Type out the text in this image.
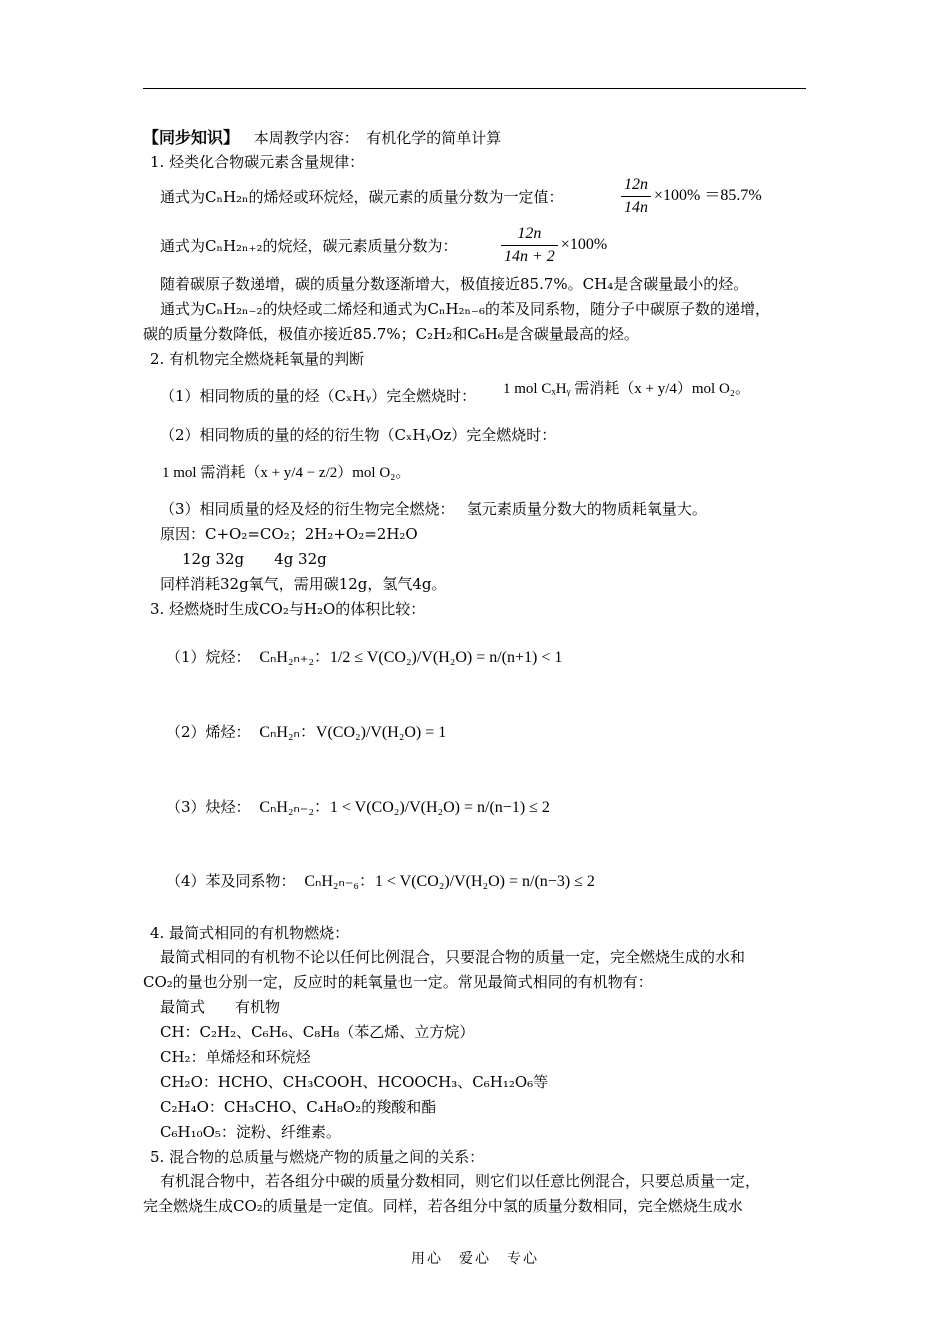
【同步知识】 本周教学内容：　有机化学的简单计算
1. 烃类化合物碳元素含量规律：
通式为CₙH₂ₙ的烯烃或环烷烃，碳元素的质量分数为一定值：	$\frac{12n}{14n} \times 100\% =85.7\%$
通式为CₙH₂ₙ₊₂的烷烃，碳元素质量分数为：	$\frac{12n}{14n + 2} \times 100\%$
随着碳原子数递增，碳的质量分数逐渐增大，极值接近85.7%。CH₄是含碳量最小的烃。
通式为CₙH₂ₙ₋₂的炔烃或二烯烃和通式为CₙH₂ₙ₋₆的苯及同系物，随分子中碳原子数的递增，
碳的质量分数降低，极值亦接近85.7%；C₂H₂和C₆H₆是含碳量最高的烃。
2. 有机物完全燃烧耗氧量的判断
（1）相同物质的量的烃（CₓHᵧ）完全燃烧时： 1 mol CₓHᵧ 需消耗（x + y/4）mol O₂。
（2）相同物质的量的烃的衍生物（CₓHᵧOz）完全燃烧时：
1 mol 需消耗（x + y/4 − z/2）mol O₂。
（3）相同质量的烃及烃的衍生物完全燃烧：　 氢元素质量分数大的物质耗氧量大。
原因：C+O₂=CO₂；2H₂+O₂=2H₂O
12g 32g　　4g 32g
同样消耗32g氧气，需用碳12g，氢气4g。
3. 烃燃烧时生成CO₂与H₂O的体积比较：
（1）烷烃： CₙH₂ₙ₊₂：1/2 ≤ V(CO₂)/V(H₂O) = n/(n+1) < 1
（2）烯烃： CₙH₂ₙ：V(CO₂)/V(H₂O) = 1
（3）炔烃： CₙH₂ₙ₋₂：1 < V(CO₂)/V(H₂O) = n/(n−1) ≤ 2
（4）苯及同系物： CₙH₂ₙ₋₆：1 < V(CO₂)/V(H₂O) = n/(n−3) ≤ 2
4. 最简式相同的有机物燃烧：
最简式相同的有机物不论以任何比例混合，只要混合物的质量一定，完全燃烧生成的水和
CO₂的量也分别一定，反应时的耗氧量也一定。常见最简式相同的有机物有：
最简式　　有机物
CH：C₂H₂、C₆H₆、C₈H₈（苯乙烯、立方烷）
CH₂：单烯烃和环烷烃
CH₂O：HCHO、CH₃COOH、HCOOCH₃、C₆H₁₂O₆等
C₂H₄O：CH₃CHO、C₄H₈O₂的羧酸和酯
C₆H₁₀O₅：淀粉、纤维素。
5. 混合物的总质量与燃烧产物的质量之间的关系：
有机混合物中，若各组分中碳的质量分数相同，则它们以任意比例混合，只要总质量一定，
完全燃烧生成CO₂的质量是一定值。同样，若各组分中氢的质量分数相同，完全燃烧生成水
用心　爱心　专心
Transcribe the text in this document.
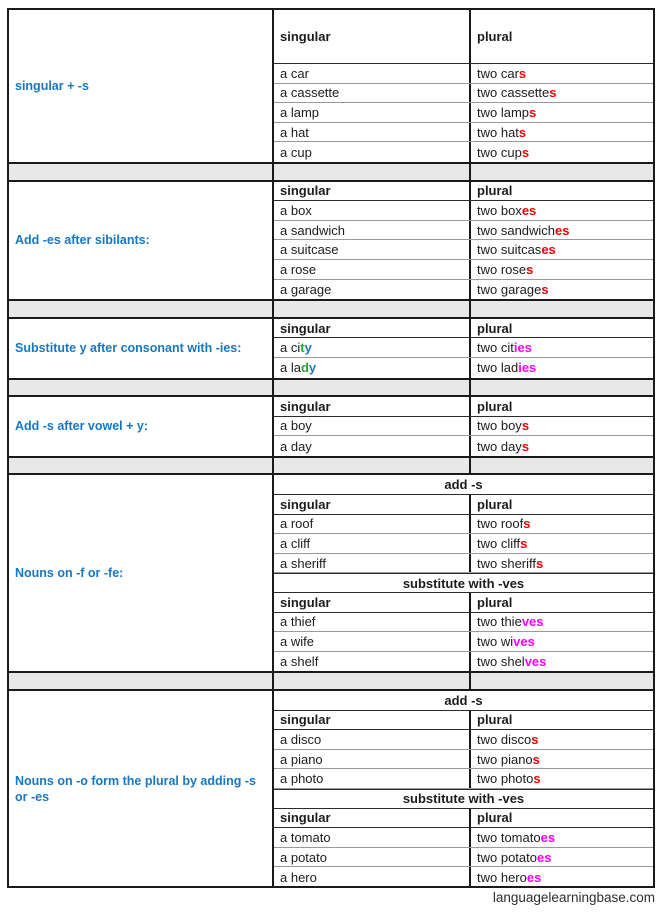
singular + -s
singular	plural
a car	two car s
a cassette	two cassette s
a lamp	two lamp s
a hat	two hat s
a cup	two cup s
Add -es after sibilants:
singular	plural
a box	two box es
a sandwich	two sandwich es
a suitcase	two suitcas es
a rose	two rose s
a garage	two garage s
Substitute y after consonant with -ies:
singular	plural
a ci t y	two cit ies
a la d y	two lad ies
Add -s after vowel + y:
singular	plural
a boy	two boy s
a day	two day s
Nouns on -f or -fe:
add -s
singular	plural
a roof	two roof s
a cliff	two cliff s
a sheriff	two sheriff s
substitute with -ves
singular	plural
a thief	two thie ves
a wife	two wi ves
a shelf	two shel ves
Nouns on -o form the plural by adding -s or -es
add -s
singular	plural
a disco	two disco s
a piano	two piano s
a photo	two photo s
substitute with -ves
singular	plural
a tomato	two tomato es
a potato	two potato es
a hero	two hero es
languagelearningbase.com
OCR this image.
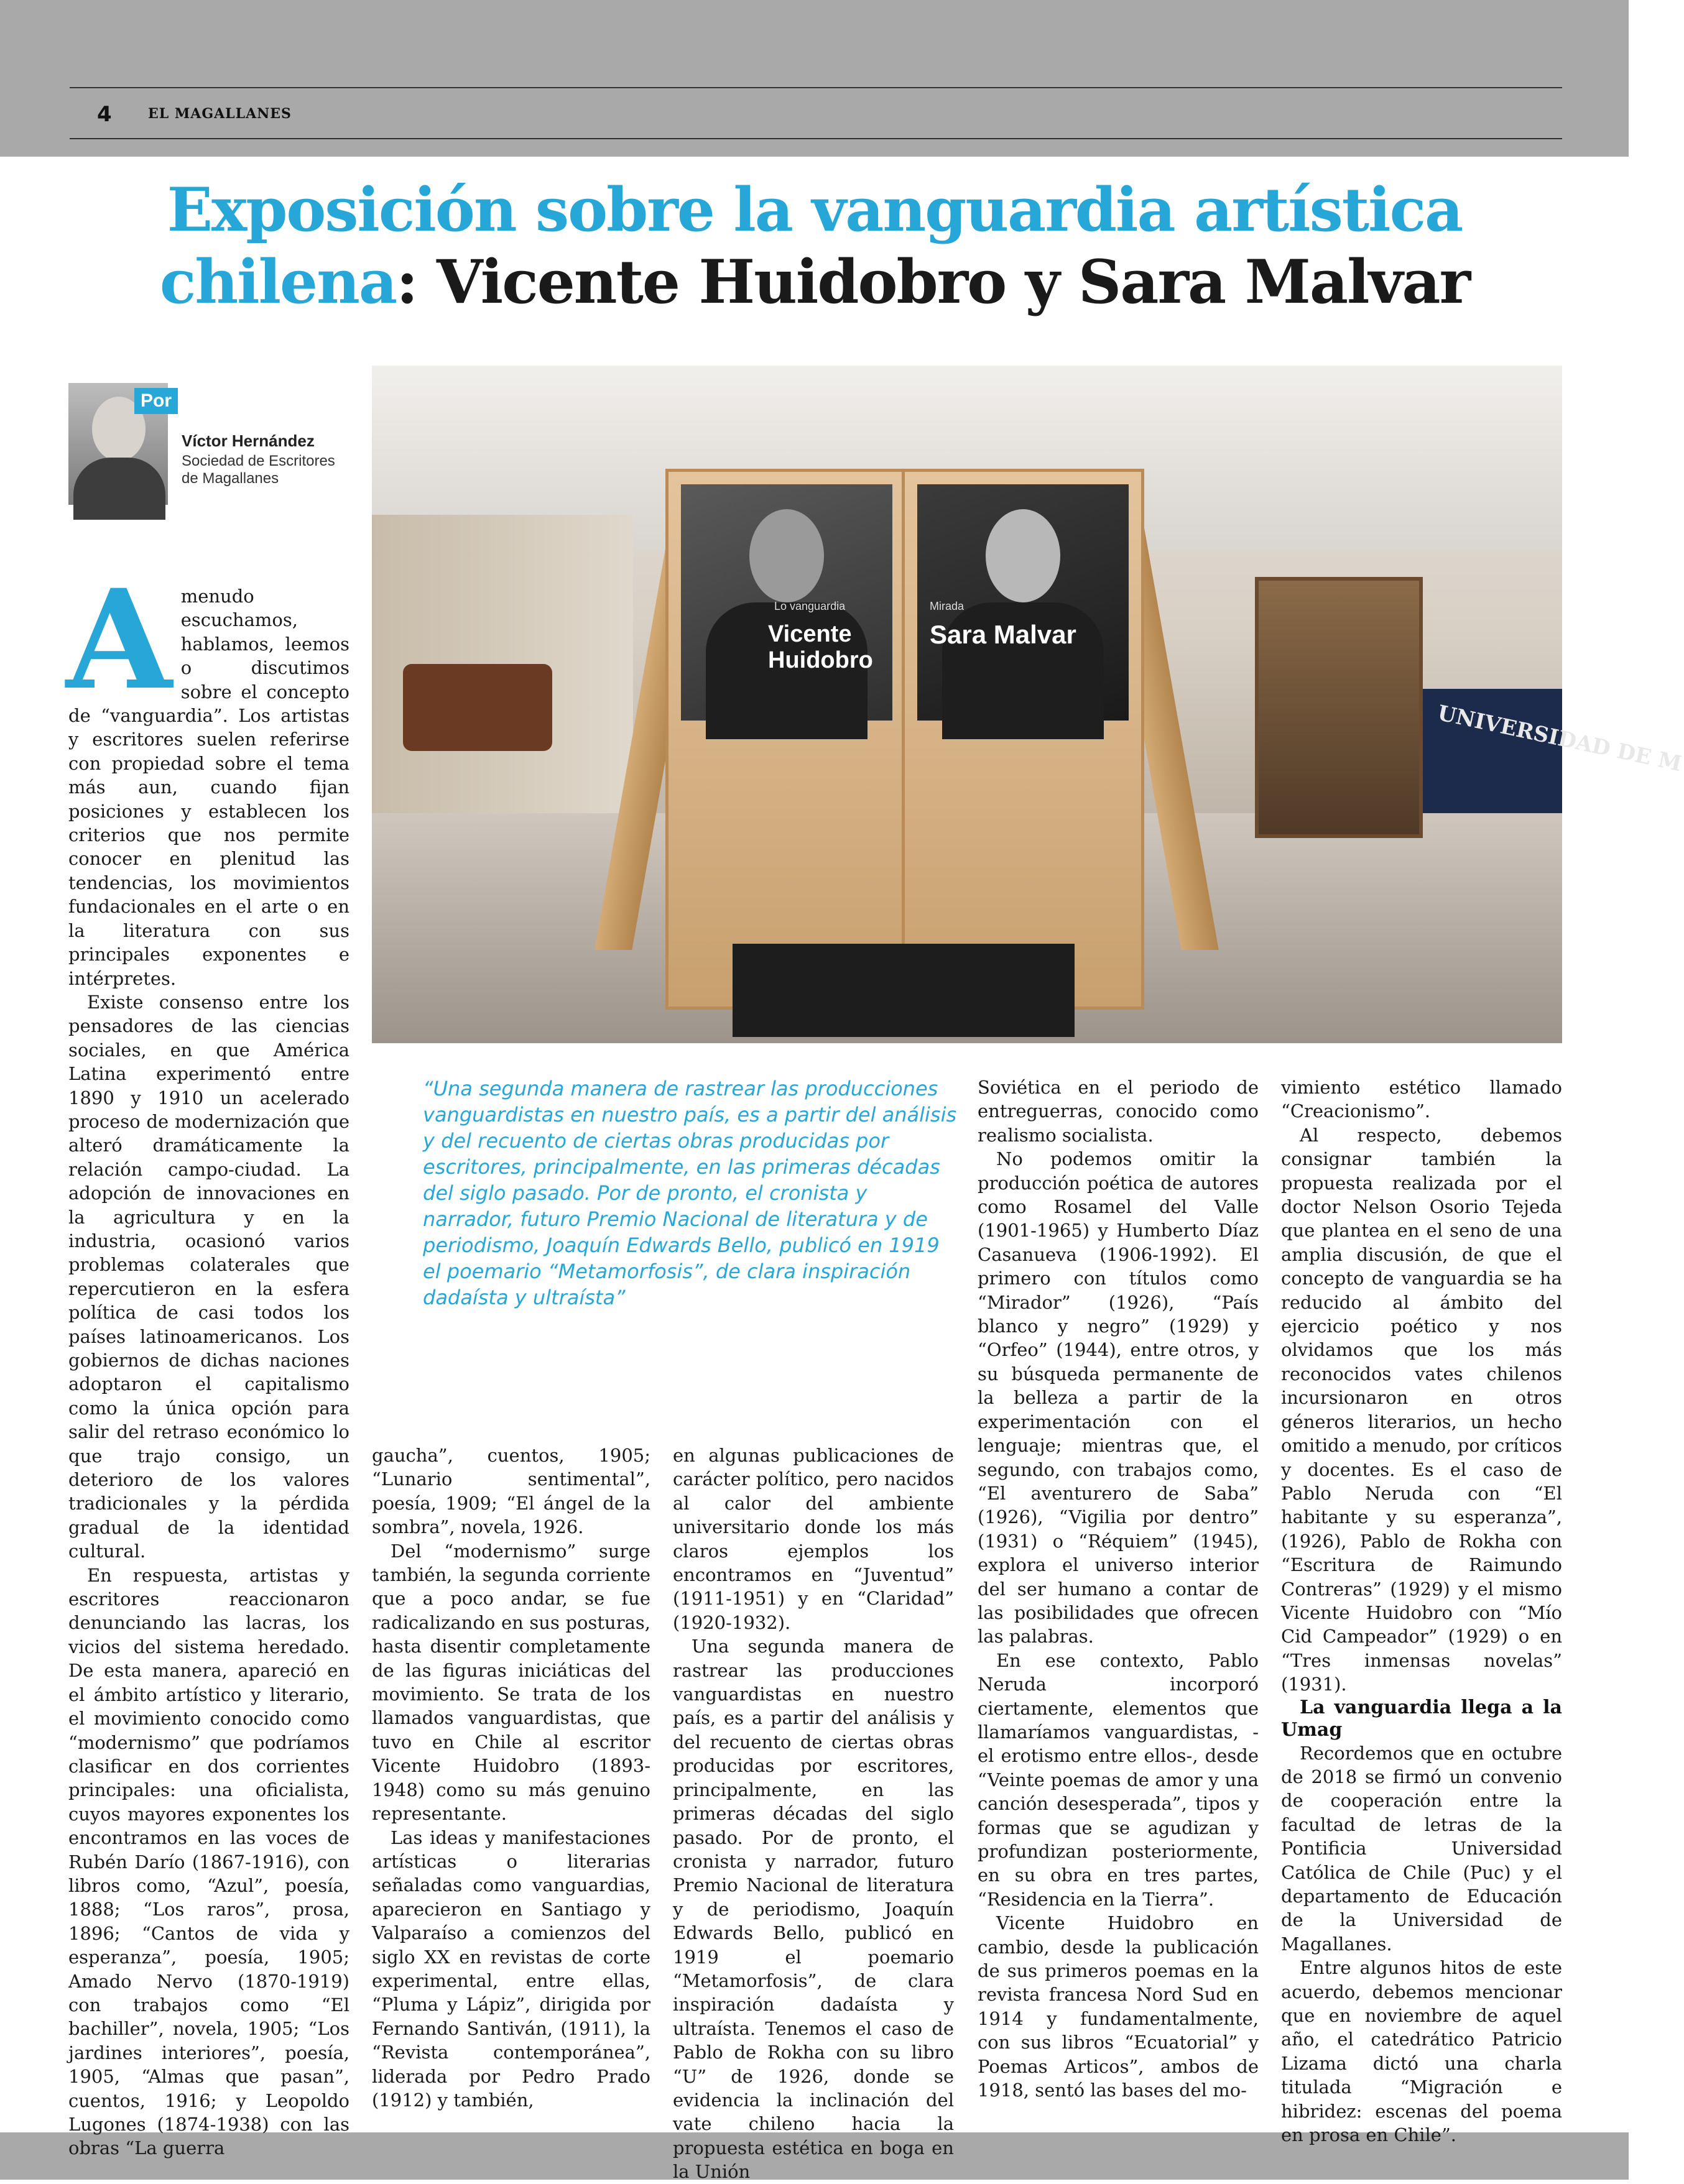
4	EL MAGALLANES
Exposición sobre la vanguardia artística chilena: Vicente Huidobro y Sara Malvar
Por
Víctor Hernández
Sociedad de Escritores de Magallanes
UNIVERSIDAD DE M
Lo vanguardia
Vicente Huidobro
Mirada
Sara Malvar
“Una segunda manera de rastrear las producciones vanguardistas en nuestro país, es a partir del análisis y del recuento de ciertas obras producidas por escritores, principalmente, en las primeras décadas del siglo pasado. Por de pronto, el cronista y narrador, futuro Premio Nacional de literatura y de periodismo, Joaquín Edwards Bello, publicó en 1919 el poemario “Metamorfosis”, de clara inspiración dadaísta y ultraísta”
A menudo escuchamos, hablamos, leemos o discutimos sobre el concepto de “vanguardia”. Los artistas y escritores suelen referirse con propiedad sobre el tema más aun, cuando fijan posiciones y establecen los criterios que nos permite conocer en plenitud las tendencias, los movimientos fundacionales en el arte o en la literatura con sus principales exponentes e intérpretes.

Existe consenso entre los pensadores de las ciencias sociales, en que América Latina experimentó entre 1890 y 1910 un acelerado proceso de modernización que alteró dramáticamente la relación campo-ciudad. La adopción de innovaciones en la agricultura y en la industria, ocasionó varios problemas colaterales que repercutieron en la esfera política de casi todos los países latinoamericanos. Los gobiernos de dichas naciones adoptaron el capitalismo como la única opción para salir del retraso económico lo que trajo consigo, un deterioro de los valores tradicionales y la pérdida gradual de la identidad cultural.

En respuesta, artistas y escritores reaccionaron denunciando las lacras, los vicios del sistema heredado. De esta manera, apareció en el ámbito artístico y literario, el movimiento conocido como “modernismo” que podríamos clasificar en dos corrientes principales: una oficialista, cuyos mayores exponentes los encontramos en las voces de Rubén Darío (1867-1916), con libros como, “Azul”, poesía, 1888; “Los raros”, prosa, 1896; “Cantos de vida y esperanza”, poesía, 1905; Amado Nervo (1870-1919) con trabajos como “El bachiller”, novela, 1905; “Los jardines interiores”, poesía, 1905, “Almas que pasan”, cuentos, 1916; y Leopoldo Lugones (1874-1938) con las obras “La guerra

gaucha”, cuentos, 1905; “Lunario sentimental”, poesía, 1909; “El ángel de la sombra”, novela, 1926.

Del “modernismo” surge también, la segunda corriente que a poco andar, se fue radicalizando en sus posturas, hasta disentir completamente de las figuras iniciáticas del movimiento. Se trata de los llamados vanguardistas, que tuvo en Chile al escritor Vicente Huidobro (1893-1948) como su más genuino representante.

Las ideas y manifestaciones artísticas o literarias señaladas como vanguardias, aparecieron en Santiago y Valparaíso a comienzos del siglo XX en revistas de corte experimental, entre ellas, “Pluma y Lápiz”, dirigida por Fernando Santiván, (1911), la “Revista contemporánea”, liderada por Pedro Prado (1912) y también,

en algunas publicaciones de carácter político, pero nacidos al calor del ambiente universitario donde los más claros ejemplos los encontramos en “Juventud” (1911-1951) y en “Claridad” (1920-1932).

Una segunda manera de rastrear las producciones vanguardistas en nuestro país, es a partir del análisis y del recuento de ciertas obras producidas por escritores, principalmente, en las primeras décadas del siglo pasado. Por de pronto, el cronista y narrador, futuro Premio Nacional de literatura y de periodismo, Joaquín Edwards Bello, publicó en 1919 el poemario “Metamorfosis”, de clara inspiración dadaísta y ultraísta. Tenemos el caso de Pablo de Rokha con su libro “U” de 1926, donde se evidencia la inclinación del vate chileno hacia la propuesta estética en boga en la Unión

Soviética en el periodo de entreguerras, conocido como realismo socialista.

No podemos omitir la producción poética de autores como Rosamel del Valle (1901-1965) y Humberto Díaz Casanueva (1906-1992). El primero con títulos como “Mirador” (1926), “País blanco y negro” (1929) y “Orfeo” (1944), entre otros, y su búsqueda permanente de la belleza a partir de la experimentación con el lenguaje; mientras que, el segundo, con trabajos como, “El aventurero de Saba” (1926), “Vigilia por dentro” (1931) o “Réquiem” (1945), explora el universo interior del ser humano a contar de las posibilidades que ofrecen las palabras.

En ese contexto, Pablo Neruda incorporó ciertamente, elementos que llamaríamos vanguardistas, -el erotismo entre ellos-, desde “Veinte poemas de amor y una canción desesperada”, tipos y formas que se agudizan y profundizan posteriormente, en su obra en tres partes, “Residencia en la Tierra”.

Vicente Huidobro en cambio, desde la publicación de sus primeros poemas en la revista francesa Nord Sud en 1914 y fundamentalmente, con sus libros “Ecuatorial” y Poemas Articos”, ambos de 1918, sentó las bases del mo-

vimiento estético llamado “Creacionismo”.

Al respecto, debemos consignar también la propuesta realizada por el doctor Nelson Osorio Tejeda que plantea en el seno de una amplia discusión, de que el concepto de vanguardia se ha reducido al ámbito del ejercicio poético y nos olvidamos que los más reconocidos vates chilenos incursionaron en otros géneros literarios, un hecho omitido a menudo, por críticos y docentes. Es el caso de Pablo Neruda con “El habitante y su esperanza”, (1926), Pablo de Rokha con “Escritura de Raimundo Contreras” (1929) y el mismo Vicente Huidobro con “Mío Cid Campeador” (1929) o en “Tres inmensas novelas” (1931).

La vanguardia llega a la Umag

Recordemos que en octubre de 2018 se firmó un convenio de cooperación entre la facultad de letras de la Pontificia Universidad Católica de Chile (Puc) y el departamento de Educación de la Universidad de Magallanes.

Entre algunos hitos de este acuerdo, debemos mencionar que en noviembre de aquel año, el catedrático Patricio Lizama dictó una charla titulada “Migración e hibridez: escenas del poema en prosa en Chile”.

━━━━━━━━━━

EXERCISE GOAL
Copy every line that includes the string "Nacional" from the material above.

ANSWER FOR THE TASK
“Una segunda manera de rastrear las producciones vanguardistas en nuestro país, es a partir del análisis y del recuento de ciertas obras producidas por escritores, principalmente, en las primeras décadas del siglo pasado. Por de pronto, el cronista y narrador, futuro Premio Nacional de literatura y de periodismo, Joaquín Edwards Bello, publicó en 1919 el poemario “Metamorfosis”, de clara inspiración dadaísta y ultraísta”
Una segunda manera de rastrear las producciones vanguardistas en nuestro país, es a partir del análisis y del recuento de ciertas obras producidas por escritores, principalmente, en las primeras décadas del siglo pasado. Por de pronto, el cronista y narrador, futuro Premio Nacional de literatura y de periodismo, Joaquín Edwards Bello, publicó en 1919 el poemario “Metamorfosis”, de clara inspiración dadaísta y ultraísta. Tenemos el caso de Pablo de Rokha con su libro “U” de 1926, donde se evidencia la inclinación del vate chileno hacia la propuesta estética en boga en la Unión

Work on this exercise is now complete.